EXERCISE: Review the lines that follow and copy each one that contains the word "legend".

TASK MATERIAL:

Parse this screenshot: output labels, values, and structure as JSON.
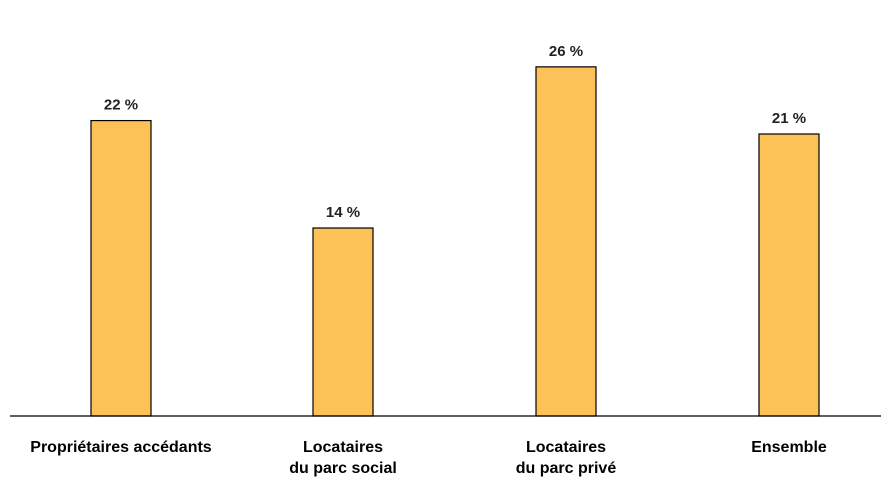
{
  "chart_data": {
    "type": "bar",
    "categories": [
      [
        "Propriétaires accédants"
      ],
      [
        "Locataires",
        "du parc social"
      ],
      [
        "Locataires",
        "du parc privé"
      ],
      [
        "Ensemble"
      ]
    ],
    "values": [
      22,
      14,
      26,
      21
    ],
    "value_labels": [
      "22 %",
      "14 %",
      "26 %",
      "21 %"
    ],
    "ylim": [
      0,
      28
    ],
    "grid": false,
    "legend": "none",
    "bar_color": "#fcc157",
    "bar_edge_color": "#000000"
  }
}
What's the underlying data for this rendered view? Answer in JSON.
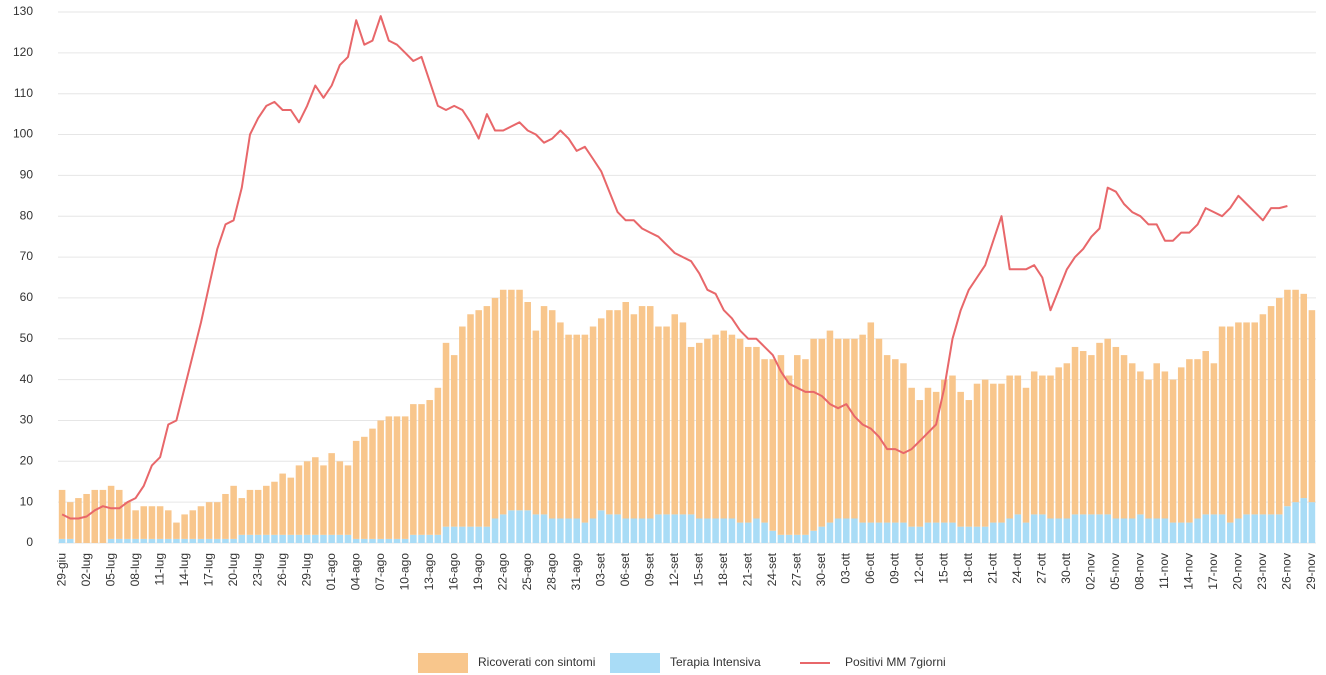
{
  "chart_data": {
    "type": "bar",
    "stacked": true,
    "categories": [
      "29-giu",
      null,
      null,
      "02-lug",
      null,
      null,
      "05-lug",
      null,
      null,
      "08-lug",
      null,
      null,
      "11-lug",
      null,
      null,
      "14-lug",
      null,
      null,
      "17-lug",
      null,
      null,
      "20-lug",
      null,
      null,
      "23-lug",
      null,
      null,
      "26-lug",
      null,
      null,
      "29-lug",
      null,
      null,
      "01-ago",
      null,
      null,
      "04-ago",
      null,
      null,
      "07-ago",
      null,
      null,
      "10-ago",
      null,
      null,
      "13-ago",
      null,
      null,
      "16-ago",
      null,
      null,
      "19-ago",
      null,
      null,
      "22-ago",
      null,
      null,
      "25-ago",
      null,
      null,
      "28-ago",
      null,
      null,
      "31-ago",
      null,
      null,
      "03-set",
      null,
      null,
      "06-set",
      null,
      null,
      "09-set",
      null,
      null,
      "12-set",
      null,
      null,
      "15-set",
      null,
      null,
      "18-set",
      null,
      null,
      "21-set",
      null,
      null,
      "24-set",
      null,
      null,
      "27-set",
      null,
      null,
      "30-set",
      null,
      null,
      "03-ott",
      null,
      null,
      "06-ott",
      null,
      null,
      "09-ott",
      null,
      null,
      "12-ott",
      null,
      null,
      "15-ott",
      null,
      null,
      "18-ott",
      null,
      null,
      "21-ott",
      null,
      null,
      "24-ott",
      null,
      null,
      "27-ott",
      null,
      null,
      "30-ott",
      null,
      null,
      "02-nov",
      null,
      null,
      "05-nov",
      null,
      null,
      "08-nov",
      null,
      null,
      "11-nov",
      null,
      null,
      "14-nov",
      null,
      null,
      "17-nov",
      null,
      null,
      "20-nov",
      null,
      null,
      "23-nov",
      null,
      null,
      "26-nov",
      null,
      null,
      "29-nov"
    ],
    "series": [
      {
        "name": "Terapia Intensiva",
        "color": "#a9dcf6",
        "type": "bar",
        "values": [
          1,
          1,
          0,
          0,
          0,
          0,
          1,
          1,
          1,
          1,
          1,
          1,
          1,
          1,
          1,
          1,
          1,
          1,
          1,
          1,
          1,
          1,
          2,
          2,
          2,
          2,
          2,
          2,
          2,
          2,
          2,
          2,
          2,
          2,
          2,
          2,
          1,
          1,
          1,
          1,
          1,
          1,
          1,
          2,
          2,
          2,
          2,
          4,
          4,
          4,
          4,
          4,
          4,
          6,
          7,
          8,
          8,
          8,
          7,
          7,
          6,
          6,
          6,
          6,
          5,
          6,
          8,
          7,
          7,
          6,
          6,
          6,
          6,
          7,
          7,
          7,
          7,
          7,
          6,
          6,
          6,
          6,
          6,
          5,
          5,
          6,
          5,
          3,
          2,
          2,
          2,
          2,
          3,
          4,
          5,
          6,
          6,
          6,
          5,
          5,
          5,
          5,
          5,
          5,
          4,
          4,
          5,
          5,
          5,
          5,
          4,
          4,
          4,
          4,
          5,
          5,
          6,
          7,
          5,
          7,
          7,
          6,
          6,
          6,
          7,
          7,
          7,
          7,
          7,
          6,
          6,
          6,
          7,
          6,
          6,
          6,
          5,
          5,
          5,
          6,
          7,
          7,
          7,
          5,
          6,
          7,
          7,
          7,
          7,
          7,
          9,
          10,
          11,
          10
        ]
      },
      {
        "name": "Ricoverati con sintomi",
        "color": "#f8c68c",
        "type": "bar",
        "values": [
          12,
          9,
          11,
          12,
          13,
          13,
          13,
          12,
          9,
          7,
          8,
          8,
          8,
          7,
          4,
          6,
          7,
          8,
          9,
          9,
          11,
          13,
          9,
          11,
          11,
          12,
          13,
          15,
          14,
          17,
          18,
          19,
          17,
          20,
          18,
          17,
          24,
          25,
          27,
          29,
          30,
          30,
          30,
          32,
          32,
          33,
          36,
          45,
          42,
          49,
          52,
          53,
          54,
          54,
          55,
          54,
          54,
          51,
          45,
          51,
          51,
          48,
          45,
          45,
          46,
          47,
          47,
          50,
          50,
          53,
          50,
          52,
          52,
          46,
          46,
          49,
          47,
          41,
          43,
          44,
          45,
          46,
          45,
          45,
          43,
          42,
          40,
          42,
          44,
          39,
          44,
          43,
          47,
          46,
          47,
          44,
          44,
          44,
          46,
          49,
          45,
          41,
          40,
          39,
          34,
          31,
          33,
          32,
          35,
          36,
          33,
          31,
          35,
          36,
          34,
          34,
          35,
          34,
          33,
          35,
          34,
          35,
          37,
          38,
          41,
          40,
          39,
          42,
          43,
          42,
          40,
          38,
          35,
          34,
          38,
          36,
          35,
          38,
          40,
          39,
          40,
          37,
          46,
          48,
          48,
          47,
          47,
          49,
          51,
          53,
          53,
          52,
          50,
          47
        ]
      },
      {
        "name": "Positivi MM 7giorni",
        "color": "#e8676a",
        "type": "line",
        "values": [
          7,
          6,
          6,
          6.5,
          8,
          9,
          8.5,
          8.5,
          10,
          11,
          14,
          19,
          21,
          29,
          30,
          38,
          46,
          54,
          63,
          72,
          78,
          79,
          87,
          100,
          104,
          107,
          108,
          106,
          106,
          103,
          107,
          112,
          109,
          112,
          117,
          119,
          128,
          122,
          123,
          129,
          123,
          122,
          120,
          118,
          119,
          113,
          107,
          106,
          107,
          106,
          103,
          99,
          105,
          101,
          101,
          102,
          103,
          101,
          100,
          98,
          99,
          101,
          99,
          96,
          97,
          94,
          91,
          86,
          81,
          79,
          79,
          77,
          76,
          75,
          73,
          71,
          70,
          69,
          66,
          62,
          61,
          57,
          55,
          52,
          50,
          50,
          48,
          46,
          42,
          39,
          38,
          37,
          37,
          36,
          34,
          33,
          34,
          31,
          29,
          28,
          26,
          23,
          23,
          22,
          23,
          25,
          27,
          29,
          38,
          50,
          57,
          62,
          65,
          68,
          74,
          80,
          67,
          67,
          67,
          68,
          65,
          57,
          62,
          67,
          70,
          72,
          75,
          77,
          87,
          86,
          83,
          81,
          80,
          78,
          78,
          74,
          74,
          76,
          76,
          78,
          82,
          81,
          80,
          82,
          85,
          83,
          81,
          79,
          82,
          82,
          82.5,
          null,
          null,
          null
        ]
      }
    ],
    "ylim": [
      0,
      130
    ],
    "yticks": [
      0,
      10,
      20,
      30,
      40,
      50,
      60,
      70,
      80,
      90,
      100,
      110,
      120,
      130
    ],
    "grid": true,
    "legend": "bottom"
  }
}
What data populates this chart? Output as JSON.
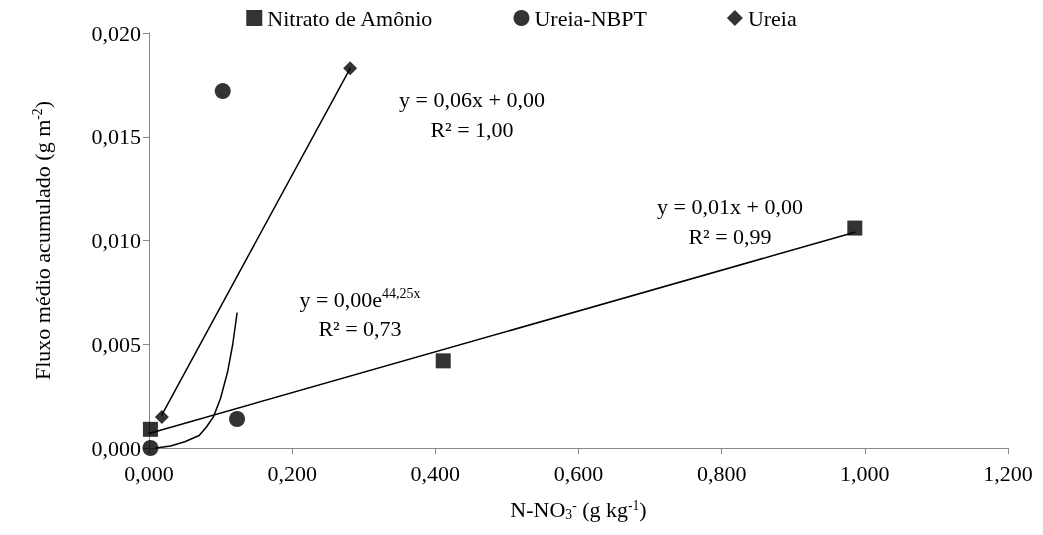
{
  "chart_data": {
    "type": "scatter",
    "xlabel": "N-NO$_{3}$$^{-}$ (g kg$^{-1}$)",
    "ylabel": "Fluxo médio acumulado (g m$^{-2}$)",
    "xlim": [
      0,
      1.2
    ],
    "xticks": [
      {
        "value": 0,
        "label": "0,000"
      },
      {
        "value": 0.2,
        "label": "0,200"
      },
      {
        "value": 0.4,
        "label": "0,400"
      },
      {
        "value": 0.6,
        "label": "0,600"
      },
      {
        "value": 0.8,
        "label": "0,800"
      },
      {
        "value": 1.0,
        "label": "1,000"
      },
      {
        "value": 1.2,
        "label": "1,200"
      }
    ],
    "ylim": [
      0,
      0.02
    ],
    "yticks": [
      {
        "value": 0,
        "label": "0,000"
      },
      {
        "value": 0.005,
        "label": "0,005"
      },
      {
        "value": 0.01,
        "label": "0,010"
      },
      {
        "value": 0.015,
        "label": "0,015"
      },
      {
        "value": 0.02,
        "label": "0,020"
      }
    ],
    "grid": false,
    "legend": "top",
    "series": [
      {
        "name": "Nitrato de Amônio",
        "type": "scatter",
        "marker": "square",
        "color": "#000000",
        "x": [
          0.002,
          0.411,
          0.986
        ],
        "values": [
          0.0009,
          0.0042,
          0.0106
        ]
      },
      {
        "name": "Ureia-NBPT",
        "type": "scatter",
        "marker": "circle",
        "color": "#000000",
        "x": [
          0.002,
          0.103,
          0.123
        ],
        "values": [
          0.0,
          0.0172,
          0.0014
        ]
      },
      {
        "name": "Ureia",
        "type": "scatter",
        "marker": "diamond",
        "color": "#000000",
        "x": [
          0.018,
          0.281
        ],
        "values": [
          0.0015,
          0.0183
        ]
      },
      {
        "type": "line",
        "marker": "none",
        "color": "#000000",
        "x": [
          0.0,
          0.986
        ],
        "values": [
          0.0007,
          0.0104
        ]
      },
      {
        "type": "line",
        "marker": "none",
        "color": "#000000",
        "x": [
          0.018,
          0.281
        ],
        "values": [
          0.0016,
          0.0183
        ]
      },
      {
        "type": "line",
        "marker": "none",
        "color": "#000000",
        "x": [
          0.01,
          0.03,
          0.05,
          0.07,
          0.08,
          0.09,
          0.1,
          0.11,
          0.117,
          0.123
        ],
        "values": [
          0.0,
          0.0001,
          0.0003,
          0.0006,
          0.001,
          0.0015,
          0.0024,
          0.0037,
          0.005,
          0.0065
        ]
      }
    ],
    "annotations": [
      "y = 0,06x + 0,00\nR² = 1,00",
      "y = 0,00e$^{44,25x}$\nR² = 0,73",
      "y = 0,01x + 0,00\nR² = 0,99"
    ]
  }
}
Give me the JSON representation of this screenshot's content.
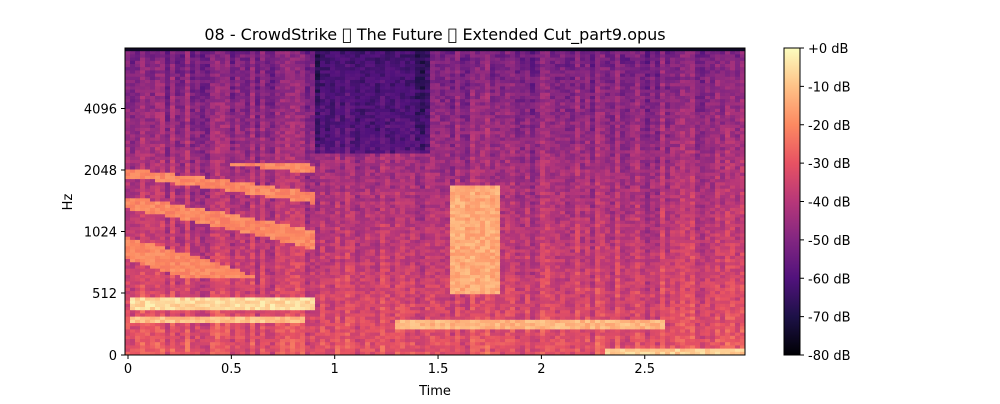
{
  "chart_data": {
    "type": "heatmap",
    "title": "08 - CrowdStrike \u0000 The Future \u0000 Extended Cut_part9.opus",
    "xlabel": "Time",
    "ylabel": "Hz",
    "xlim": [
      0,
      3.0
    ],
    "x_ticks": [
      {
        "value": 0,
        "label": "0"
      },
      {
        "value": 0.5,
        "label": "0.5"
      },
      {
        "value": 1,
        "label": "1"
      },
      {
        "value": 1.5,
        "label": "1.5"
      },
      {
        "value": 2,
        "label": "2"
      },
      {
        "value": 2.5,
        "label": "2.5"
      }
    ],
    "y_scale": "log2-above-512",
    "y_ticks": [
      {
        "value": 0,
        "label": "0"
      },
      {
        "value": 512,
        "label": "512"
      },
      {
        "value": 1024,
        "label": "1024"
      },
      {
        "value": 2048,
        "label": "2048"
      },
      {
        "value": 4096,
        "label": "4096"
      }
    ],
    "colorbar": {
      "colormap": "magma",
      "range_db": [
        -80,
        0
      ],
      "ticks": [
        "+0 dB",
        "-10 dB",
        "-20 dB",
        "-30 dB",
        "-40 dB",
        "-50 dB",
        "-60 dB",
        "-70 dB",
        "-80 dB"
      ]
    },
    "colormap_stops": [
      "#000004",
      "#1d1147",
      "#51127c",
      "#822681",
      "#b73779",
      "#e75263",
      "#fc8961",
      "#fec287",
      "#fcfdbf"
    ],
    "features_db": [
      {
        "name": "low harmonic band",
        "t": [
          0.0,
          0.9
        ],
        "f": [
          380,
          470
        ],
        "db": -6
      },
      {
        "name": "second harmonic band",
        "t": [
          0.0,
          0.85
        ],
        "f": [
          260,
          320
        ],
        "db": -10
      },
      {
        "name": "mid harmonic at 1.6 s",
        "t": [
          1.55,
          1.8
        ],
        "f": [
          500,
          1700
        ],
        "db": -14
      },
      {
        "name": "long low trail",
        "t": [
          1.3,
          2.6
        ],
        "f": [
          220,
          300
        ],
        "db": -12
      },
      {
        "name": "bright floor",
        "t": [
          2.3,
          3.0
        ],
        "f": [
          0,
          60
        ],
        "db": -8
      },
      {
        "name": "quiet region near 1 s",
        "t": [
          0.95,
          1.4
        ],
        "f": [
          2500,
          8000
        ],
        "db": -62
      }
    ]
  }
}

RESULT OF THE TASK:
    "legend": "none",
    "legend": "bottom"
    "legend": "top",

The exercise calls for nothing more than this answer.